Entries from a dataset:

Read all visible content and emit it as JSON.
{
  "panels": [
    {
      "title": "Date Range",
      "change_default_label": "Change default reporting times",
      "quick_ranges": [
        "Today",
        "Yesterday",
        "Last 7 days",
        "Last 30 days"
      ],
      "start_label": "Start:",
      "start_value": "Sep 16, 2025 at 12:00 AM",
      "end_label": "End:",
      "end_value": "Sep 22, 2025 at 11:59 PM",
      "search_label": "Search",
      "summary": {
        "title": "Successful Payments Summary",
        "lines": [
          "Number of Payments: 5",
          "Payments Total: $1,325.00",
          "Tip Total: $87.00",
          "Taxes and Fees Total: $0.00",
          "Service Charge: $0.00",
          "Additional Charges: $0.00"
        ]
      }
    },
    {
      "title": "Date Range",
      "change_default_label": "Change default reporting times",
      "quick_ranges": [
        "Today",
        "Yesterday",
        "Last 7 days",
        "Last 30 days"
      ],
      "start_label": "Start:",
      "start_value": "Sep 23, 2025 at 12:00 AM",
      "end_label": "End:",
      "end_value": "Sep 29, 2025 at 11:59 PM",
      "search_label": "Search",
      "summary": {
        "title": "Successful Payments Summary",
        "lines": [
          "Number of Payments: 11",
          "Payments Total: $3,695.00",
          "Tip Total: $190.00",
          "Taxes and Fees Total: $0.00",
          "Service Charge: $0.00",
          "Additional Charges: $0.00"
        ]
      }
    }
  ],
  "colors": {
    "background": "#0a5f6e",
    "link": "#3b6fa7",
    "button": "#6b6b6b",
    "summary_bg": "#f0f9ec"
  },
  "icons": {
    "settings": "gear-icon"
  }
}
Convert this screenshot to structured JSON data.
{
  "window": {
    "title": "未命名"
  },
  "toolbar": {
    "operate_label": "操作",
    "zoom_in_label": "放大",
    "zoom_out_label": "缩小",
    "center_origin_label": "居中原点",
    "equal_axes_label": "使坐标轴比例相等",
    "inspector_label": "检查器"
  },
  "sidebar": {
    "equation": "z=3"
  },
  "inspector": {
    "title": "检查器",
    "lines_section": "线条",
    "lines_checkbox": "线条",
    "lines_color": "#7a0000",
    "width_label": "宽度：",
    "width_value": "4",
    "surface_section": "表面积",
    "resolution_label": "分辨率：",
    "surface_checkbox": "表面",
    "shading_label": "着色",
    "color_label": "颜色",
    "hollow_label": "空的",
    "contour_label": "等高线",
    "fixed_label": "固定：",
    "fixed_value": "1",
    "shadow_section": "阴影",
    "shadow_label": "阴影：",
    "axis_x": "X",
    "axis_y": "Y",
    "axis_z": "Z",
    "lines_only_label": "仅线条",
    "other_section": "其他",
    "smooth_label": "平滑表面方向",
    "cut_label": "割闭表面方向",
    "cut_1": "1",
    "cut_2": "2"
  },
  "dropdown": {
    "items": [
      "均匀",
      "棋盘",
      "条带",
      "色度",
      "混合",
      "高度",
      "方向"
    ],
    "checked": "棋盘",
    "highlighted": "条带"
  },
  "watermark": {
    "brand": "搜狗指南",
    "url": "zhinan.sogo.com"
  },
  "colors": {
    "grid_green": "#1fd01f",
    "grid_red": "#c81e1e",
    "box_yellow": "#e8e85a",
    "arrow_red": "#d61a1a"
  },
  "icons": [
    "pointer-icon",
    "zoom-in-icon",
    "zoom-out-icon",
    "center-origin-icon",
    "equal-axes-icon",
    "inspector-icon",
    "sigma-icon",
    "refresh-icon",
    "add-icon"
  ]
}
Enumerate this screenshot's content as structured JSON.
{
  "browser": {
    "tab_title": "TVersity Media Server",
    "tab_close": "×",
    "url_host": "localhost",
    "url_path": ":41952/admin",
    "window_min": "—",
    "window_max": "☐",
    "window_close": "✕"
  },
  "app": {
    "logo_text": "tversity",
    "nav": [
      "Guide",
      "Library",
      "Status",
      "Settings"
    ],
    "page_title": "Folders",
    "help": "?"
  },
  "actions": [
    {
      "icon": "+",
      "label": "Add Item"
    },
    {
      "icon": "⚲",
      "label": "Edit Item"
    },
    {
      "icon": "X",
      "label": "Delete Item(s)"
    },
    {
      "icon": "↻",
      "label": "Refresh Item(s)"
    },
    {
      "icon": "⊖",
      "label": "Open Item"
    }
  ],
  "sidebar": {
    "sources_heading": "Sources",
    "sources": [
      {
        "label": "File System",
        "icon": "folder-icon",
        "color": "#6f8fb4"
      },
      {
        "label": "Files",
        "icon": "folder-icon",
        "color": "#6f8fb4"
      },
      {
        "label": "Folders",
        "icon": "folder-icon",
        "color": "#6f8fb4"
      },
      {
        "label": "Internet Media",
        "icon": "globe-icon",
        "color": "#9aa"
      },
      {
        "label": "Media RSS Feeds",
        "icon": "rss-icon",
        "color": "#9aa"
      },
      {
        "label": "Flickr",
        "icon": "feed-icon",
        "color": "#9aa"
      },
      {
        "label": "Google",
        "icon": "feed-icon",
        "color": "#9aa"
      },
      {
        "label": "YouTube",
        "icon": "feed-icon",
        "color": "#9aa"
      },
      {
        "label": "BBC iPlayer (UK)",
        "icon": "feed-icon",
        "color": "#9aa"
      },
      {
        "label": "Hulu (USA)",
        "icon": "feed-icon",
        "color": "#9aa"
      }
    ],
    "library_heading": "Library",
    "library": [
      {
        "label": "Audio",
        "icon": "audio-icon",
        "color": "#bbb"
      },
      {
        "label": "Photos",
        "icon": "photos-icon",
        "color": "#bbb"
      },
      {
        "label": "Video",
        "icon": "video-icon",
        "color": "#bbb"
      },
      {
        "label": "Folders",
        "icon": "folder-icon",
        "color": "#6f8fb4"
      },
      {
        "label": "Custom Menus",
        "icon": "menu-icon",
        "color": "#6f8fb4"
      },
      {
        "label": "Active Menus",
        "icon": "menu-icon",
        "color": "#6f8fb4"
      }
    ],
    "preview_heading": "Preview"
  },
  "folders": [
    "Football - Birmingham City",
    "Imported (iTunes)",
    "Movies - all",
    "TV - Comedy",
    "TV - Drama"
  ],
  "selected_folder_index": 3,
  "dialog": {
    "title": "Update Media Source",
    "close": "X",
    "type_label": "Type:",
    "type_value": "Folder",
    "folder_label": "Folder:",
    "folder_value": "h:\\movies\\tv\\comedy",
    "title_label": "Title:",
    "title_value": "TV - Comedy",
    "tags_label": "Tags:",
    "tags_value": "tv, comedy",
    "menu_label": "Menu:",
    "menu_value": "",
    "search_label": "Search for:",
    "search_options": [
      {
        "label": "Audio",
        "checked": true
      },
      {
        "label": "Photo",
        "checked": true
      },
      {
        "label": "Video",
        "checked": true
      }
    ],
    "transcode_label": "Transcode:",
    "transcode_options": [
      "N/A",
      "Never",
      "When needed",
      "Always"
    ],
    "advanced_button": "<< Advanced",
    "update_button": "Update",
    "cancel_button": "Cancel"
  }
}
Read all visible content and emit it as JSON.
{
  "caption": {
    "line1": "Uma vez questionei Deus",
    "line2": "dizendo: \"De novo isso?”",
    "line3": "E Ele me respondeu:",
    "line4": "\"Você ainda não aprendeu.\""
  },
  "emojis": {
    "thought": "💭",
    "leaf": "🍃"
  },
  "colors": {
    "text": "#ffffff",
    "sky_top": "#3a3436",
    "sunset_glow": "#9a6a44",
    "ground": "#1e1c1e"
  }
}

What you need to do:
Repeat the material above exactly.

Solution below:
Read all visible content and emit it as JSON.
{
  "panels": [
    {
      "title": "Date Range",
      "change_default_label": "Change default reporting times",
      "quick_ranges": [
        "Today",
        "Yesterday",
        "Last 7 days",
        "Last 30 days"
      ],
      "start_label": "Start:",
      "start_value": "Sep 16, 2025 at 12:00 AM",
      "end_label": "End:",
      "end_value": "Sep 22, 2025 at 11:59 PM",
      "search_label": "Search",
      "summary": {
        "title": "Successful Payments Summary",
        "lines": [
          "Number of Payments: 5",
          "Payments Total: $1,325.00",
          "Tip Total: $87.00",
          "Taxes and Fees Total: $0.00",
          "Service Charge: $0.00",
          "Additional Charges: $0.00"
        ]
      }
    },
    {
      "title": "Date Range",
      "change_default_label": "Change default reporting times",
      "quick_ranges": [
        "Today",
        "Yesterday",
        "Last 7 days",
        "Last 30 days"
      ],
      "start_label": "Start:",
      "start_value": "Sep 23, 2025 at 12:00 AM",
      "end_label": "End:",
      "end_value": "Sep 29, 2025 at 11:59 PM",
      "search_label": "Search",
      "summary": {
        "title": "Successful Payments Summary",
        "lines": [
          "Number of Payments: 11",
          "Payments Total: $3,695.00",
          "Tip Total: $190.00",
          "Taxes and Fees Total: $0.00",
          "Service Charge: $0.00",
          "Additional Charges: $0.00"
        ]
      }
    }
  ],
  "colors": {
    "background": "#0a5f6e",
    "link": "#3b6fa7",
    "button": "#6b6b6b",
    "summary_bg": "#f0f9ec"
  },
  "icons": {
    "settings": "gear-icon"
  }
}
Convert this screenshot to structured JSON data.
{
  "window": {
    "title": "未命名"
  },
  "toolbar": {
    "operate_label": "操作",
    "zoom_in_label": "放大",
    "zoom_out_label": "缩小",
    "center_origin_label": "居中原点",
    "equal_axes_label": "使坐标轴比例相等",
    "inspector_label": "检查器"
  },
  "sidebar": {
    "equation": "z=3"
  },
  "inspector": {
    "title": "检查器",
    "lines_section": "线条",
    "lines_checkbox": "线条",
    "lines_color": "#7a0000",
    "width_label": "宽度：",
    "width_value": "4",
    "surface_section": "表面积",
    "resolution_label": "分辨率：",
    "surface_checkbox": "表面",
    "shading_label": "着色",
    "color_label": "颜色",
    "hollow_label": "空的",
    "contour_label": "等高线",
    "fixed_label": "固定：",
    "fixed_value": "1",
    "shadow_section": "阴影",
    "shadow_label": "阴影：",
    "axis_x": "X",
    "axis_y": "Y",
    "axis_z": "Z",
    "lines_only_label": "仅线条",
    "other_section": "其他",
    "smooth_label": "平滑表面方向",
    "cut_label": "割闭表面方向",
    "cut_1": "1",
    "cut_2": "2"
  },
  "dropdown": {
    "items": [
      "均匀",
      "棋盘",
      "条带",
      "色度",
      "混合",
      "高度",
      "方向"
    ],
    "checked": "棋盘",
    "highlighted": "条带"
  },
  "watermark": {
    "brand": "搜狗指南",
    "url": "zhinan.sogo.com"
  },
  "colors": {
    "grid_green": "#1fd01f",
    "grid_red": "#c81e1e",
    "box_yellow": "#e8e85a",
    "arrow_red": "#d61a1a"
  },
  "icons": [
    "pointer-icon",
    "zoom-in-icon",
    "zoom-out-icon",
    "center-origin-icon",
    "equal-axes-icon",
    "inspector-icon",
    "sigma-icon",
    "refresh-icon",
    "add-icon"
  ]
}
Enumerate this screenshot's content as structured JSON.
{
  "browser": {
    "tab_title": "TVersity Media Server",
    "tab_close": "×",
    "url_host": "localhost",
    "url_path": ":41952/admin",
    "window_min": "—",
    "window_max": "☐",
    "window_close": "✕"
  },
  "app": {
    "logo_text": "tversity",
    "nav": [
      "Guide",
      "Library",
      "Status",
      "Settings"
    ],
    "page_title": "Folders",
    "help": "?"
  },
  "actions": [
    {
      "icon": "+",
      "label": "Add Item"
    },
    {
      "icon": "⚲",
      "label": "Edit Item"
    },
    {
      "icon": "X",
      "label": "Delete Item(s)"
    },
    {
      "icon": "↻",
      "label": "Refresh Item(s)"
    },
    {
      "icon": "⊖",
      "label": "Open Item"
    }
  ],
  "sidebar": {
    "sources_heading": "Sources",
    "sources": [
      {
        "label": "File System",
        "icon": "folder-icon",
        "color": "#6f8fb4"
      },
      {
        "label": "Files",
        "icon": "folder-icon",
        "color": "#6f8fb4"
      },
      {
        "label": "Folders",
        "icon": "folder-icon",
        "color": "#6f8fb4"
      },
      {
        "label": "Internet Media",
        "icon": "globe-icon",
        "color": "#9aa"
      },
      {
        "label": "Media RSS Feeds",
        "icon": "rss-icon",
        "color": "#9aa"
      },
      {
        "label": "Flickr",
        "icon": "feed-icon",
        "color": "#9aa"
      },
      {
        "label": "Google",
        "icon": "feed-icon",
        "color": "#9aa"
      },
      {
        "label": "YouTube",
        "icon": "feed-icon",
        "color": "#9aa"
      },
      {
        "label": "BBC iPlayer (UK)",
        "icon": "feed-icon",
        "color": "#9aa"
      },
      {
        "label": "Hulu (USA)",
        "icon": "feed-icon",
        "color": "#9aa"
      }
    ],
    "library_heading": "Library",
    "library": [
      {
        "label": "Audio",
        "icon": "audio-icon",
        "color": "#bbb"
      },
      {
        "label": "Photos",
        "icon": "photos-icon",
        "color": "#bbb"
      },
      {
        "label": "Video",
        "icon": "video-icon",
        "color": "#bbb"
      },
      {
        "label": "Folders",
        "icon": "folder-icon",
        "color": "#6f8fb4"
      },
      {
        "label": "Custom Menus",
        "icon": "menu-icon",
        "color": "#6f8fb4"
      },
      {
        "label": "Active Menus",
        "icon": "menu-icon",
        "color": "#6f8fb4"
      }
    ],
    "preview_heading": "Preview"
  },
  "folders": [
    "Football - Birmingham City",
    "Imported (iTunes)",
    "Movies - all",
    "TV - Comedy",
    "TV - Drama"
  ],
  "selected_folder_index": 3,
  "dialog": {
    "title": "Update Media Source",
    "close": "X",
    "type_label": "Type:",
    "type_value": "Folder",
    "folder_label": "Folder:",
    "folder_value": "h:\\movies\\tv\\comedy",
    "title_label": "Title:",
    "title_value": "TV - Comedy",
    "tags_label": "Tags:",
    "tags_value": "tv, comedy",
    "menu_label": "Menu:",
    "menu_value": "",
    "search_label": "Search for:",
    "search_options": [
      {
        "label": "Audio",
        "checked": true
      },
      {
        "label": "Photo",
        "checked": true
      },
      {
        "label": "Video",
        "checked": true
      }
    ],
    "transcode_label": "Transcode:",
    "transcode_options": [
      "N/A",
      "Never",
      "When needed",
      "Always"
    ],
    "advanced_button": "<< Advanced",
    "update_button": "Update",
    "cancel_button": "Cancel"
  }
}
Read all visible content and emit it as JSON.
{
  "caption": {
    "line1": "Uma vez questionei Deus",
    "line2": "dizendo: \"De novo isso?”",
    "line3": "E Ele me respondeu:",
    "line4": "\"Você ainda não aprendeu.\""
  },
  "emojis": {
    "thought": "💭",
    "leaf": "🍃"
  },
  "colors": {
    "text": "#ffffff",
    "sky_top": "#3a3436",
    "sunset_glow": "#9a6a44",
    "ground": "#1e1c1e"
  }
}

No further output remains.